WORK INSTRUCTIONS - Repeat the whole listing below, word for word.

SOURCE MATERIAL -
::::

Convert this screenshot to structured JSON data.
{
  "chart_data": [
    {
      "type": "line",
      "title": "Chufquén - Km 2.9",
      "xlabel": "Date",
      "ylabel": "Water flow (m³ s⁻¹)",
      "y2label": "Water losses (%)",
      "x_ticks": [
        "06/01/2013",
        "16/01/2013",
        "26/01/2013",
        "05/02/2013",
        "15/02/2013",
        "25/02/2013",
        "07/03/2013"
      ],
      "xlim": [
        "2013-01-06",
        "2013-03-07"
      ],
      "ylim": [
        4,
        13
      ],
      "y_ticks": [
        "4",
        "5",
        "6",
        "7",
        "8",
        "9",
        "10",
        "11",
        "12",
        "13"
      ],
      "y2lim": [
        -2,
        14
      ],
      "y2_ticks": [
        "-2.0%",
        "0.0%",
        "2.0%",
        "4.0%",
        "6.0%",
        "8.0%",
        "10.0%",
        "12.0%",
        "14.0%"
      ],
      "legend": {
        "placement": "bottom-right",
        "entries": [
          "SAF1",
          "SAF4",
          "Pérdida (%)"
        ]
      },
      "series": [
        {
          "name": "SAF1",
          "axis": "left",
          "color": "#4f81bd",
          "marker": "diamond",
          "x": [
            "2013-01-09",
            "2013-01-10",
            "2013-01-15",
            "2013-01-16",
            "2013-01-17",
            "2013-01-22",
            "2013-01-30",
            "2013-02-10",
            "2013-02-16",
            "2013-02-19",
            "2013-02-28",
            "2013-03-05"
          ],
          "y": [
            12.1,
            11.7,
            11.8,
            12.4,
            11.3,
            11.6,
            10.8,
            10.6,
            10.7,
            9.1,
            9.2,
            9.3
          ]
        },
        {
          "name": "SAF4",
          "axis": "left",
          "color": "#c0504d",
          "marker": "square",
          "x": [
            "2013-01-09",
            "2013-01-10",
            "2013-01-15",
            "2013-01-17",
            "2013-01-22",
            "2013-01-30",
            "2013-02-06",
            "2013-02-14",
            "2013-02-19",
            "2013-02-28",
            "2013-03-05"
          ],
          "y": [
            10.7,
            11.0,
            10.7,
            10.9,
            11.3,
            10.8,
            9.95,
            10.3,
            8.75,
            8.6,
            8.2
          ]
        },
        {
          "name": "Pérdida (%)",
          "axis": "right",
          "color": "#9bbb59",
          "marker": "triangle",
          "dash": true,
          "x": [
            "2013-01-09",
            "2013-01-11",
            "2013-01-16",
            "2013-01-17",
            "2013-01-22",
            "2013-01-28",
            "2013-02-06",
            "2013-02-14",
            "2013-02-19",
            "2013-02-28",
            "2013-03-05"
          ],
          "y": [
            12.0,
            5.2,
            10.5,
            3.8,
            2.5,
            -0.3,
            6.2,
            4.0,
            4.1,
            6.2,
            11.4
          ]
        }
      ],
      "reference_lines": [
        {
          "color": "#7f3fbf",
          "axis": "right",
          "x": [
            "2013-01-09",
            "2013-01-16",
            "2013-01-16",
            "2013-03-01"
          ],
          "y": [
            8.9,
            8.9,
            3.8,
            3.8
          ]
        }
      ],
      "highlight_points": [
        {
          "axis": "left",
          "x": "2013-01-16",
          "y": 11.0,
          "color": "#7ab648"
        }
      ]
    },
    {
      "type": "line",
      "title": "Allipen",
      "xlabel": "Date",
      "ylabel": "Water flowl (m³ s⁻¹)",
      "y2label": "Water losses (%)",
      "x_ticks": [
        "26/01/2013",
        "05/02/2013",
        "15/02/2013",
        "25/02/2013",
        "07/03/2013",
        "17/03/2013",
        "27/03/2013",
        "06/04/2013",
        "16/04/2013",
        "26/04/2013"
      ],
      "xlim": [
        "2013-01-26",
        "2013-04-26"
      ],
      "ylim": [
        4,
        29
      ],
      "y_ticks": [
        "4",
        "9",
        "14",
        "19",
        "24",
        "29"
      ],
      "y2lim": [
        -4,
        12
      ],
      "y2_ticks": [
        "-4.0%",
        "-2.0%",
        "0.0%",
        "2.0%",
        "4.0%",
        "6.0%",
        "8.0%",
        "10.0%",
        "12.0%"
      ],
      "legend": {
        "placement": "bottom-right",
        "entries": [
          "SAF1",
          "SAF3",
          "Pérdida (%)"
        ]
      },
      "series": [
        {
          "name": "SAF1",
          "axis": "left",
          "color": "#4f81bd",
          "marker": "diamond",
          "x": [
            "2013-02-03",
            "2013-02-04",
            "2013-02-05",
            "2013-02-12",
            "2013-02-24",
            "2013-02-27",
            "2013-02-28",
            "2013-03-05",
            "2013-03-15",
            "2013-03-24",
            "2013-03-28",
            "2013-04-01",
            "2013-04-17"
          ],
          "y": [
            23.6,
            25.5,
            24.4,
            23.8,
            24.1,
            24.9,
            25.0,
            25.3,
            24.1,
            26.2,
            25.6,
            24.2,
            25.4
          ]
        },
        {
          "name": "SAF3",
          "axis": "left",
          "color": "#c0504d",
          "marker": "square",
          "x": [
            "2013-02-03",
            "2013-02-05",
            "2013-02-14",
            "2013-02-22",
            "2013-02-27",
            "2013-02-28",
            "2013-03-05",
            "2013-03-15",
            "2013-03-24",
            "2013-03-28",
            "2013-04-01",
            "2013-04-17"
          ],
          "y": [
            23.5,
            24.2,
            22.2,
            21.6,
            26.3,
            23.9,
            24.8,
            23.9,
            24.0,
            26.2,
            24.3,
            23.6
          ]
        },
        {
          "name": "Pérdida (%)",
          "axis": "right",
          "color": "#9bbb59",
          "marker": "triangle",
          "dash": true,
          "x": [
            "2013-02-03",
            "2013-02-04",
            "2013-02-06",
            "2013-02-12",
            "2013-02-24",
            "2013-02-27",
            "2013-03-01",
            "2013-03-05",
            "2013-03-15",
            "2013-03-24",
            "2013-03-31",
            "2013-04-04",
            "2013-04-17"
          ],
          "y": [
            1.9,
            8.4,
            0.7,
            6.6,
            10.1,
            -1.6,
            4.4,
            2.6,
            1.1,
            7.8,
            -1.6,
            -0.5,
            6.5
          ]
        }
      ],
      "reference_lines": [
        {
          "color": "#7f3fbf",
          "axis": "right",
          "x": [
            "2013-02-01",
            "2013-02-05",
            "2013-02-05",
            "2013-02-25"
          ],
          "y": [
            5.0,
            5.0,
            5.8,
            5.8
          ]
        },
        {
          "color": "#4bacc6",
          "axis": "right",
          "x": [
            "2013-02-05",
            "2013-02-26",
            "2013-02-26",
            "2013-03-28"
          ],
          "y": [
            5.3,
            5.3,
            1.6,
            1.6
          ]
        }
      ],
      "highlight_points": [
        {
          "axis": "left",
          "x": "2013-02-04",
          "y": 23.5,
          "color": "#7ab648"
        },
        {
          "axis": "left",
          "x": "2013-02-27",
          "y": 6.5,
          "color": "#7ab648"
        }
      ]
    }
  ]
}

::::

SOLUTION TO THIS TASK -
Convert this screenshot to structured JSON data.
{
  "chart_data": [
    {
      "type": "line",
      "title": "Chufquén - Km 2.9",
      "xlabel": "Date",
      "ylabel": "Water flow (m³ s⁻¹)",
      "y2label": "Water losses (%)",
      "x_ticks": [
        "06/01/2013",
        "16/01/2013",
        "26/01/2013",
        "05/02/2013",
        "15/02/2013",
        "25/02/2013",
        "07/03/2013"
      ],
      "xlim": [
        "2013-01-06",
        "2013-03-07"
      ],
      "ylim": [
        4,
        13
      ],
      "y_ticks": [
        "4",
        "5",
        "6",
        "7",
        "8",
        "9",
        "10",
        "11",
        "12",
        "13"
      ],
      "y2lim": [
        -2,
        14
      ],
      "y2_ticks": [
        "-2.0%",
        "0.0%",
        "2.0%",
        "4.0%",
        "6.0%",
        "8.0%",
        "10.0%",
        "12.0%",
        "14.0%"
      ],
      "legend": {
        "placement": "bottom-right",
        "entries": [
          "SAF1",
          "SAF4",
          "Pérdida (%)"
        ]
      },
      "series": [
        {
          "name": "SAF1",
          "axis": "left",
          "color": "#4f81bd",
          "marker": "diamond",
          "x": [
            "2013-01-09",
            "2013-01-10",
            "2013-01-15",
            "2013-01-16",
            "2013-01-17",
            "2013-01-22",
            "2013-01-30",
            "2013-02-10",
            "2013-02-16",
            "2013-02-19",
            "2013-02-28",
            "2013-03-05"
          ],
          "y": [
            12.1,
            11.7,
            11.8,
            12.4,
            11.3,
            11.6,
            10.8,
            10.6,
            10.7,
            9.1,
            9.2,
            9.3
          ]
        },
        {
          "name": "SAF4",
          "axis": "left",
          "color": "#c0504d",
          "marker": "square",
          "x": [
            "2013-01-09",
            "2013-01-10",
            "2013-01-15",
            "2013-01-17",
            "2013-01-22",
            "2013-01-30",
            "2013-02-06",
            "2013-02-14",
            "2013-02-19",
            "2013-02-28",
            "2013-03-05"
          ],
          "y": [
            10.7,
            11.0,
            10.7,
            10.9,
            11.3,
            10.8,
            9.95,
            10.3,
            8.75,
            8.6,
            8.2
          ]
        },
        {
          "name": "Pérdida (%)",
          "axis": "right",
          "color": "#9bbb59",
          "marker": "triangle",
          "dash": true,
          "x": [
            "2013-01-09",
            "2013-01-11",
            "2013-01-16",
            "2013-01-17",
            "2013-01-22",
            "2013-01-28",
            "2013-02-06",
            "2013-02-14",
            "2013-02-19",
            "2013-02-28",
            "2013-03-05"
          ],
          "y": [
            12.0,
            5.2,
            10.5,
            3.8,
            2.5,
            -0.3,
            6.2,
            4.0,
            4.1,
            6.2,
            11.4
          ]
        }
      ],
      "reference_lines": [
        {
          "color": "#7f3fbf",
          "axis": "right",
          "x": [
            "2013-01-09",
            "2013-01-16",
            "2013-01-16",
            "2013-03-01"
          ],
          "y": [
            8.9,
            8.9,
            3.8,
            3.8
          ]
        }
      ],
      "highlight_points": [
        {
          "axis": "left",
          "x": "2013-01-16",
          "y": 11.0,
          "color": "#7ab648"
        }
      ]
    },
    {
      "type": "line",
      "title": "Allipen",
      "xlabel": "Date",
      "ylabel": "Water flowl (m³ s⁻¹)",
      "y2label": "Water losses (%)",
      "x_ticks": [
        "26/01/2013",
        "05/02/2013",
        "15/02/2013",
        "25/02/2013",
        "07/03/2013",
        "17/03/2013",
        "27/03/2013",
        "06/04/2013",
        "16/04/2013",
        "26/04/2013"
      ],
      "xlim": [
        "2013-01-26",
        "2013-04-26"
      ],
      "ylim": [
        4,
        29
      ],
      "y_ticks": [
        "4",
        "9",
        "14",
        "19",
        "24",
        "29"
      ],
      "y2lim": [
        -4,
        12
      ],
      "y2_ticks": [
        "-4.0%",
        "-2.0%",
        "0.0%",
        "2.0%",
        "4.0%",
        "6.0%",
        "8.0%",
        "10.0%",
        "12.0%"
      ],
      "legend": {
        "placement": "bottom-right",
        "entries": [
          "SAF1",
          "SAF3",
          "Pérdida (%)"
        ]
      },
      "series": [
        {
          "name": "SAF1",
          "axis": "left",
          "color": "#4f81bd",
          "marker": "diamond",
          "x": [
            "2013-02-03",
            "2013-02-04",
            "2013-02-05",
            "2013-02-12",
            "2013-02-24",
            "2013-02-27",
            "2013-02-28",
            "2013-03-05",
            "2013-03-15",
            "2013-03-24",
            "2013-03-28",
            "2013-04-01",
            "2013-04-17"
          ],
          "y": [
            23.6,
            25.5,
            24.4,
            23.8,
            24.1,
            24.9,
            25.0,
            25.3,
            24.1,
            26.2,
            25.6,
            24.2,
            25.4
          ]
        },
        {
          "name": "SAF3",
          "axis": "left",
          "color": "#c0504d",
          "marker": "square",
          "x": [
            "2013-02-03",
            "2013-02-05",
            "2013-02-14",
            "2013-02-22",
            "2013-02-27",
            "2013-02-28",
            "2013-03-05",
            "2013-03-15",
            "2013-03-24",
            "2013-03-28",
            "2013-04-01",
            "2013-04-17"
          ],
          "y": [
            23.5,
            24.2,
            22.2,
            21.6,
            26.3,
            23.9,
            24.8,
            23.9,
            24.0,
            26.2,
            24.3,
            23.6
          ]
        },
        {
          "name": "Pérdida (%)",
          "axis": "right",
          "color": "#9bbb59",
          "marker": "triangle",
          "dash": true,
          "x": [
            "2013-02-03",
            "2013-02-04",
            "2013-02-06",
            "2013-02-12",
            "2013-02-24",
            "2013-02-27",
            "2013-03-01",
            "2013-03-05",
            "2013-03-15",
            "2013-03-24",
            "2013-03-31",
            "2013-04-04",
            "2013-04-17"
          ],
          "y": [
            1.9,
            8.4,
            0.7,
            6.6,
            10.1,
            -1.6,
            4.4,
            2.6,
            1.1,
            7.8,
            -1.6,
            -0.5,
            6.5
          ]
        }
      ],
      "reference_lines": [
        {
          "color": "#7f3fbf",
          "axis": "right",
          "x": [
            "2013-02-01",
            "2013-02-05",
            "2013-02-05",
            "2013-02-25"
          ],
          "y": [
            5.0,
            5.0,
            5.8,
            5.8
          ]
        },
        {
          "color": "#4bacc6",
          "axis": "right",
          "x": [
            "2013-02-05",
            "2013-02-26",
            "2013-02-26",
            "2013-03-28"
          ],
          "y": [
            5.3,
            5.3,
            1.6,
            1.6
          ]
        }
      ],
      "highlight_points": [
        {
          "axis": "left",
          "x": "2013-02-04",
          "y": 23.5,
          "color": "#7ab648"
        },
        {
          "axis": "left",
          "x": "2013-02-27",
          "y": 6.5,
          "color": "#7ab648"
        }
      ]
    }
  ]
}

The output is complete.